** Begin ENTRIES SHOWN **

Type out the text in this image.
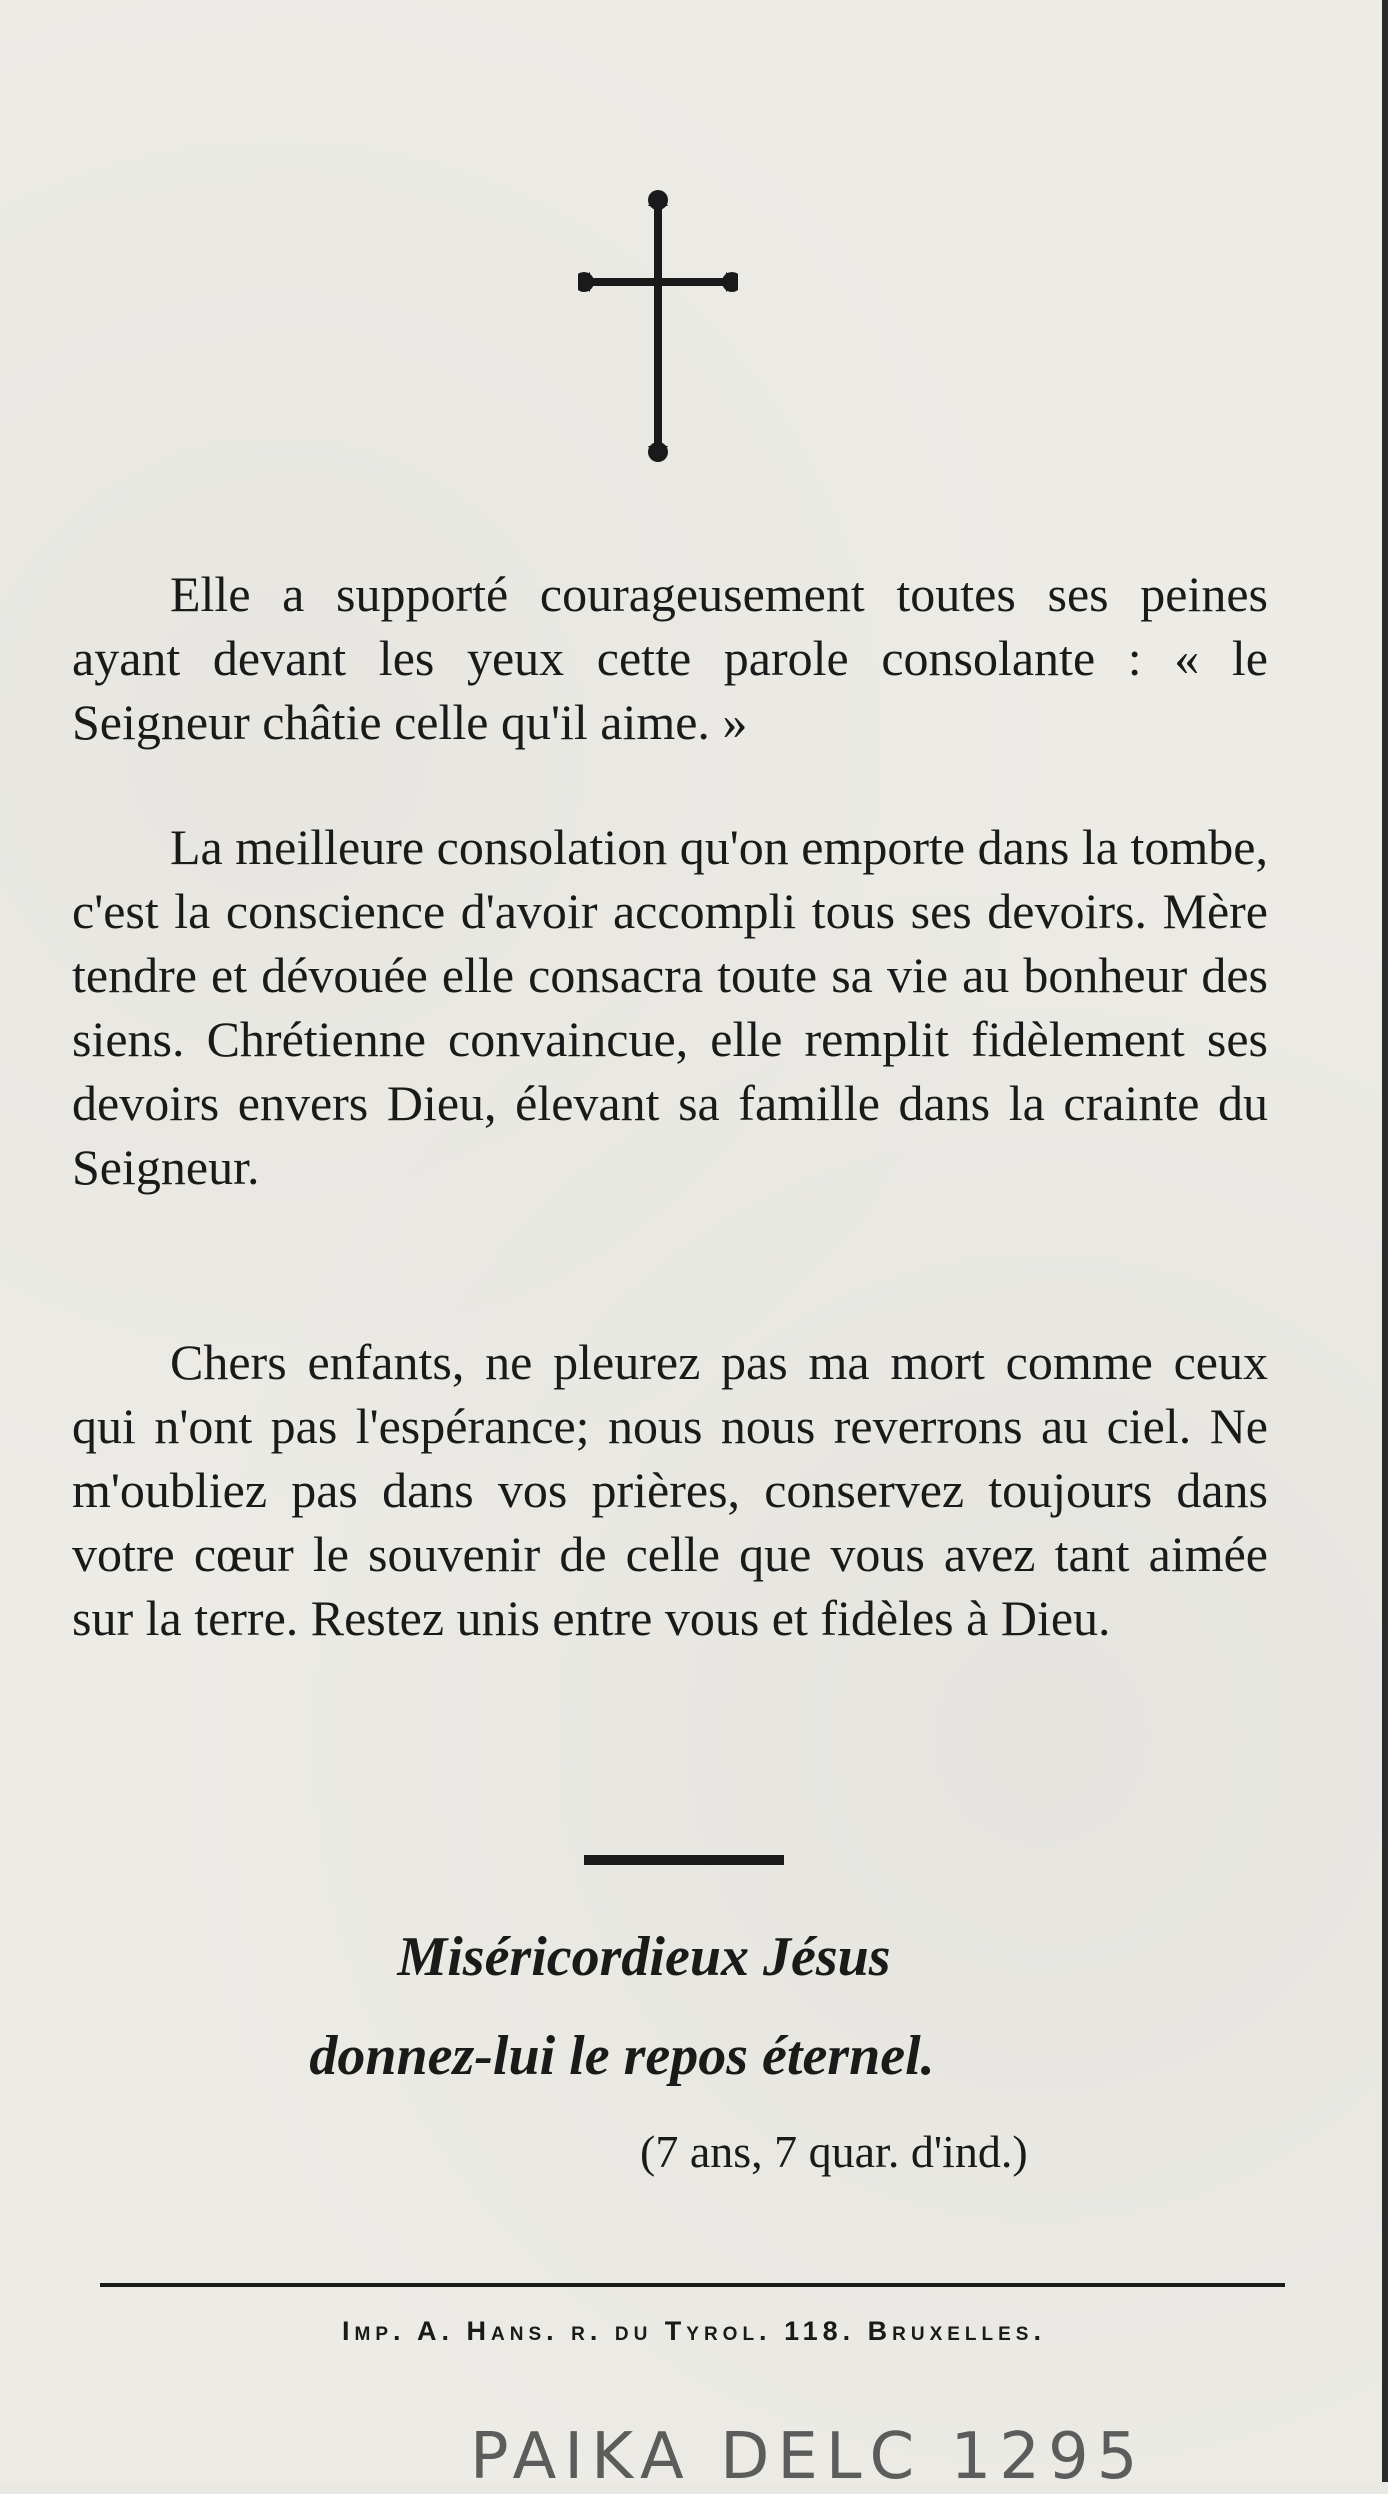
Elle a supporté courageusement toutes ses peines ayant devant les yeux cette parole consolante : « le Seigneur châtie celle qu'il aime. »

La meilleure consolation qu'on emporte dans la tombe, c'est la conscience d'avoir accompli tous ses devoirs. Mère tendre et dévouée elle consacra toute sa vie au bonheur des siens. Chrétienne convaincue, elle remplit fidèlement ses devoirs envers Dieu, élevant sa famille dans la crainte du Seigneur.

Chers enfants, ne pleurez pas ma mort comme ceux qui n'ont pas l'espérance; nous nous reverrons au ciel. Ne m'oubliez pas dans vos prières, conservez toujours dans votre cœur le souvenir de celle que vous avez tant aimée sur la terre. Restez unis entre vous et fidèles à Dieu.

Miséricordieux Jésus

donnez-lui le repos éternel.

(7 ans, 7 quar. d'ind.)

Imp. A. Hans. r. du Tyrol. 118. Bruxelles.

PAIKA DELC 1295
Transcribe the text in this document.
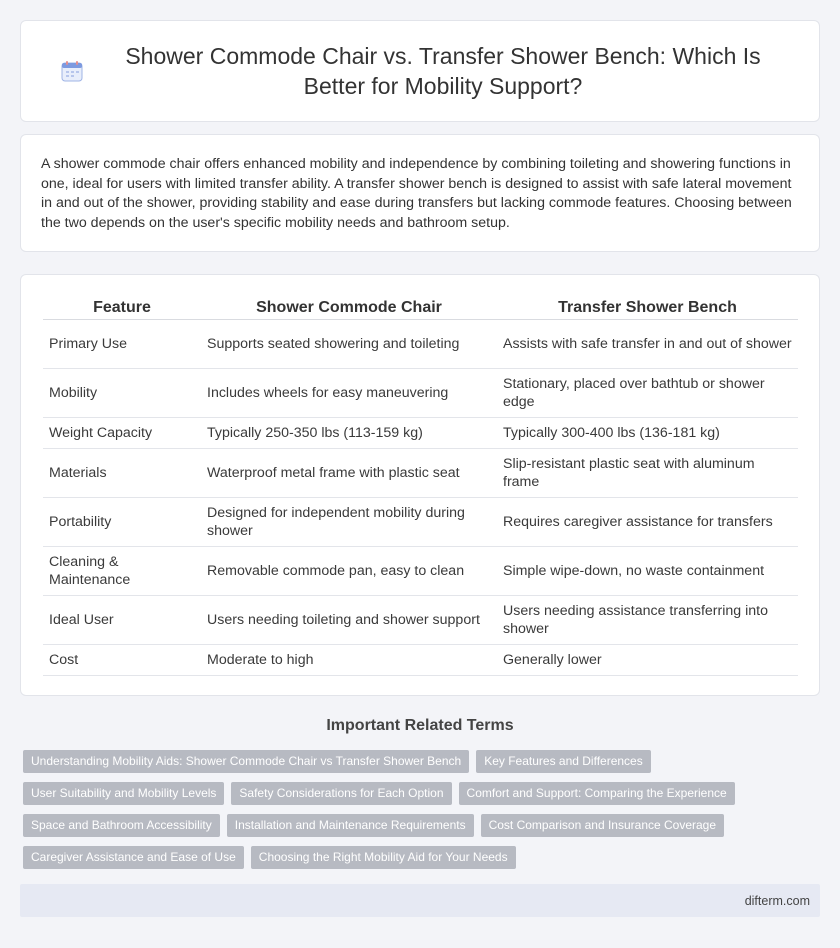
Shower Commode Chair vs. Transfer Shower Bench: Which Is Better for Mobility Support?

A shower commode chair offers enhanced mobility and independence by combining toileting and showering functions in one, ideal for users with limited transfer ability. A transfer shower bench is designed to assist with safe lateral movement in and out of the shower, providing stability and ease during transfers but lacking commode features. Choosing between the two depends on the user's specific mobility needs and bathroom setup.

Feature	Shower Commode Chair	Transfer Shower Bench
Primary Use	Supports seated showering and toileting	Assists with safe transfer in and out of shower
Mobility	Includes wheels for easy maneuvering	Stationary, placed over bathtub or shower edge
Weight Capacity	Typically 250-350 lbs (113-159 kg)	Typically 300-400 lbs (136-181 kg)
Materials	Waterproof metal frame with plastic seat	Slip-resistant plastic seat with aluminum frame
Portability	Designed for independent mobility during shower	Requires caregiver assistance for transfers
Cleaning & Maintenance	Removable commode pan, easy to clean	Simple wipe-down, no waste containment
Ideal User	Users needing toileting and shower support	Users needing assistance transferring into shower
Cost	Moderate to high	Generally lower
Important Related Terms
Understanding Mobility Aids: Shower Commode Chair vs Transfer Shower Bench	Key Features and Differences
User Suitability and Mobility Levels	Safety Considerations for Each Option	Comfort and Support: Comparing the Experience
Space and Bathroom Accessibility	Installation and Maintenance Requirements	Cost Comparison and Insurance Coverage
Caregiver Assistance and Ease of Use	Choosing the Right Mobility Aid for Your Needs
difterm.com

** End ENTRIES SHOWN **

--- SET PROBLEM ---
Each line holding "easy" must be found and copied.

--- CORRECT OUTPUT ---
Mobility	Includes wheels for easy maneuvering	Stationary, placed over bathtub or shower edge
Cleaning & Maintenance	Removable commode pan, easy to clean	Simple wipe-down, no waste containment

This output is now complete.